[Data entries]
====

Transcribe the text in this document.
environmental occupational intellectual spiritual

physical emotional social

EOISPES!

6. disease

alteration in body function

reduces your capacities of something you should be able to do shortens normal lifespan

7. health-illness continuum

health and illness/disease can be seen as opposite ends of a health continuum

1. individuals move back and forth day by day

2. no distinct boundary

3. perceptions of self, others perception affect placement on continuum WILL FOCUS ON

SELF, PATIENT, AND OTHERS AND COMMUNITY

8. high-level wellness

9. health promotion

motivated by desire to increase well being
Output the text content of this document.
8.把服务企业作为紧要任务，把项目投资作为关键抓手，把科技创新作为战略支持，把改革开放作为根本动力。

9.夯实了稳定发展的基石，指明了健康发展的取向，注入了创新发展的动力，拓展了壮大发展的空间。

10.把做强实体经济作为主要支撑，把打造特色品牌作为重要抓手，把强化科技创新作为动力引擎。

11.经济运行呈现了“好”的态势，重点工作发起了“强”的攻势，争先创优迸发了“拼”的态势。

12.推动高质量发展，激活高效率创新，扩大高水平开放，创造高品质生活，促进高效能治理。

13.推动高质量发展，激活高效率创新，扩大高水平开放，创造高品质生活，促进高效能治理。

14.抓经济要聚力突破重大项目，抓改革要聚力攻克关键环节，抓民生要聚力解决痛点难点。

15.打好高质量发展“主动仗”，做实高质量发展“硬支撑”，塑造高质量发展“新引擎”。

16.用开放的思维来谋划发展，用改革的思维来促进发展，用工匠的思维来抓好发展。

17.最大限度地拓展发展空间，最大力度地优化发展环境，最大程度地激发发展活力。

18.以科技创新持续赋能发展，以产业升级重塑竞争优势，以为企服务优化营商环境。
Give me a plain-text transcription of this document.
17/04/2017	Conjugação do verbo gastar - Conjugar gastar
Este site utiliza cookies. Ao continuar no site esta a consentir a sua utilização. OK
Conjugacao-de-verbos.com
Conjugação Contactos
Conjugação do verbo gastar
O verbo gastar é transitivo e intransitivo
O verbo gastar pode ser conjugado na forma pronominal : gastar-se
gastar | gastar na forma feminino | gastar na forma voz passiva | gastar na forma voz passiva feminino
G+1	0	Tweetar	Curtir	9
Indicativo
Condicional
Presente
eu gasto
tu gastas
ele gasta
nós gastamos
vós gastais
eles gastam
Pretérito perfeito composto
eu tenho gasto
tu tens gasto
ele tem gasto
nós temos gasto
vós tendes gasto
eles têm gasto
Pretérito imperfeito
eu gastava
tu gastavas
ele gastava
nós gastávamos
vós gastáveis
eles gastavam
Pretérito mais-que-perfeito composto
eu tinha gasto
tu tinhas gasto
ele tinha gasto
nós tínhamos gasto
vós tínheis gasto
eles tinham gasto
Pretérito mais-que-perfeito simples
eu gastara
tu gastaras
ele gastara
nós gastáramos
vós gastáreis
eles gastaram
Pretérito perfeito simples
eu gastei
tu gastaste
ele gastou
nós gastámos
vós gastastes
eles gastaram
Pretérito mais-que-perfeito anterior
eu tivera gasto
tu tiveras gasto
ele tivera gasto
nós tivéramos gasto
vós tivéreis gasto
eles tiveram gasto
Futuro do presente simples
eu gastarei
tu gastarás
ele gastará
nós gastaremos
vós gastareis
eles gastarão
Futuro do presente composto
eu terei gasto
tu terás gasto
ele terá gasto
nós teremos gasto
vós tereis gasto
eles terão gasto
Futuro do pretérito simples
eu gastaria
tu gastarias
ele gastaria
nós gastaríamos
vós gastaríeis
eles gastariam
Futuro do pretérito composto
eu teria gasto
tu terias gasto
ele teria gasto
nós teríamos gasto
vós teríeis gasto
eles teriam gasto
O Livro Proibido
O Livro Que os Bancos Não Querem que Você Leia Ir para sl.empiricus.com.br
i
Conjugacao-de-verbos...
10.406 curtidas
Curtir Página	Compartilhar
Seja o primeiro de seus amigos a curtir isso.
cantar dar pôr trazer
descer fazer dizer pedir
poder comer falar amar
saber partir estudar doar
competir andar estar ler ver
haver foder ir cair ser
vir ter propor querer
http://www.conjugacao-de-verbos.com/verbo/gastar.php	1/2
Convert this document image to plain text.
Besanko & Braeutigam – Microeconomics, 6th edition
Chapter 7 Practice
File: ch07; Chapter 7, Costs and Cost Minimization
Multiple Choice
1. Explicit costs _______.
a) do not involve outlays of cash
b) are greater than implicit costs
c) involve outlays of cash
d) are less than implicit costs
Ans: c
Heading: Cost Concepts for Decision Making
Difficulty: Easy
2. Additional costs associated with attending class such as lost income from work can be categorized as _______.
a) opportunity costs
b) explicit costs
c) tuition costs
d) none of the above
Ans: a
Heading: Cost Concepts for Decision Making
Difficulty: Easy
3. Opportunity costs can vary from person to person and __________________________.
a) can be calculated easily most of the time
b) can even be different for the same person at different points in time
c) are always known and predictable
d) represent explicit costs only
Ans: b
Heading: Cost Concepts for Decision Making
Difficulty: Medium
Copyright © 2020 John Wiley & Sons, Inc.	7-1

====

Nothing in the data may differ; print all of it exactly as written.

Transcribe the text in this document.
environmental occupational intellectual spiritual

physical emotional social

EOISPES!

6. disease

alteration in body function

reduces your capacities of something you should be able to do shortens normal lifespan

7. health-illness continuum

health and illness/disease can be seen as opposite ends of a health continuum

1. individuals move back and forth day by day

2. no distinct boundary

3. perceptions of self, others perception affect placement on continuum WILL FOCUS ON

SELF, PATIENT, AND OTHERS AND COMMUNITY

8. high-level wellness

9. health promotion

motivated by desire to increase well being
Output the text content of this document.
8.把服务企业作为紧要任务，把项目投资作为关键抓手，把科技创新作为战略支持，把改革开放作为根本动力。

9.夯实了稳定发展的基石，指明了健康发展的取向，注入了创新发展的动力，拓展了壮大发展的空间。

10.把做强实体经济作为主要支撑，把打造特色品牌作为重要抓手，把强化科技创新作为动力引擎。

11.经济运行呈现了“好”的态势，重点工作发起了“强”的攻势，争先创优迸发了“拼”的态势。

12.推动高质量发展，激活高效率创新，扩大高水平开放，创造高品质生活，促进高效能治理。

13.推动高质量发展，激活高效率创新，扩大高水平开放，创造高品质生活，促进高效能治理。

14.抓经济要聚力突破重大项目，抓改革要聚力攻克关键环节，抓民生要聚力解决痛点难点。

15.打好高质量发展“主动仗”，做实高质量发展“硬支撑”，塑造高质量发展“新引擎”。

16.用开放的思维来谋划发展，用改革的思维来促进发展，用工匠的思维来抓好发展。

17.最大限度地拓展发展空间，最大力度地优化发展环境，最大程度地激发发展活力。

18.以科技创新持续赋能发展，以产业升级重塑竞争优势，以为企服务优化营商环境。
Give me a plain-text transcription of this document.
17/04/2017	Conjugação do verbo gastar - Conjugar gastar
Este site utiliza cookies. Ao continuar no site esta a consentir a sua utilização. OK
Conjugacao-de-verbos.com
Conjugação Contactos
Conjugação do verbo gastar
O verbo gastar é transitivo e intransitivo
O verbo gastar pode ser conjugado na forma pronominal : gastar-se
gastar | gastar na forma feminino | gastar na forma voz passiva | gastar na forma voz passiva feminino
G+1	0	Tweetar	Curtir	9
Indicativo
Condicional
Presente
eu gasto
tu gastas
ele gasta
nós gastamos
vós gastais
eles gastam
Pretérito perfeito composto
eu tenho gasto
tu tens gasto
ele tem gasto
nós temos gasto
vós tendes gasto
eles têm gasto
Pretérito imperfeito
eu gastava
tu gastavas
ele gastava
nós gastávamos
vós gastáveis
eles gastavam
Pretérito mais-que-perfeito composto
eu tinha gasto
tu tinhas gasto
ele tinha gasto
nós tínhamos gasto
vós tínheis gasto
eles tinham gasto
Pretérito mais-que-perfeito simples
eu gastara
tu gastaras
ele gastara
nós gastáramos
vós gastáreis
eles gastaram
Pretérito perfeito simples
eu gastei
tu gastaste
ele gastou
nós gastámos
vós gastastes
eles gastaram
Pretérito mais-que-perfeito anterior
eu tivera gasto
tu tiveras gasto
ele tivera gasto
nós tivéramos gasto
vós tivéreis gasto
eles tiveram gasto
Futuro do presente simples
eu gastarei
tu gastarás
ele gastará
nós gastaremos
vós gastareis
eles gastarão
Futuro do presente composto
eu terei gasto
tu terás gasto
ele terá gasto
nós teremos gasto
vós tereis gasto
eles terão gasto
Futuro do pretérito simples
eu gastaria
tu gastarias
ele gastaria
nós gastaríamos
vós gastaríeis
eles gastariam
Futuro do pretérito composto
eu teria gasto
tu terias gasto
ele teria gasto
nós teríamos gasto
vós teríeis gasto
eles teriam gasto
O Livro Proibido
O Livro Que os Bancos Não Querem que Você Leia Ir para sl.empiricus.com.br
i
Conjugacao-de-verbos...
10.406 curtidas
Curtir Página	Compartilhar
Seja o primeiro de seus amigos a curtir isso.
cantar dar pôr trazer
descer fazer dizer pedir
poder comer falar amar
saber partir estudar doar
competir andar estar ler ver
haver foder ir cair ser
vir ter propor querer
http://www.conjugacao-de-verbos.com/verbo/gastar.php	1/2
Convert this document image to plain text.
Besanko & Braeutigam – Microeconomics, 6th edition
Chapter 7 Practice
File: ch07; Chapter 7, Costs and Cost Minimization
Multiple Choice
1. Explicit costs _______.
a) do not involve outlays of cash
b) are greater than implicit costs
c) involve outlays of cash
d) are less than implicit costs
Ans: c
Heading: Cost Concepts for Decision Making
Difficulty: Easy
2. Additional costs associated with attending class such as lost income from work can be categorized as _______.
a) opportunity costs
b) explicit costs
c) tuition costs
d) none of the above
Ans: a
Heading: Cost Concepts for Decision Making
Difficulty: Easy
3. Opportunity costs can vary from person to person and __________________________.
a) can be calculated easily most of the time
b) can even be different for the same person at different points in time
c) are always known and predictable
d) represent explicit costs only
Ans: b
Heading: Cost Concepts for Decision Making
Difficulty: Medium
Copyright © 2020 John Wiley & Sons, Inc.	7-1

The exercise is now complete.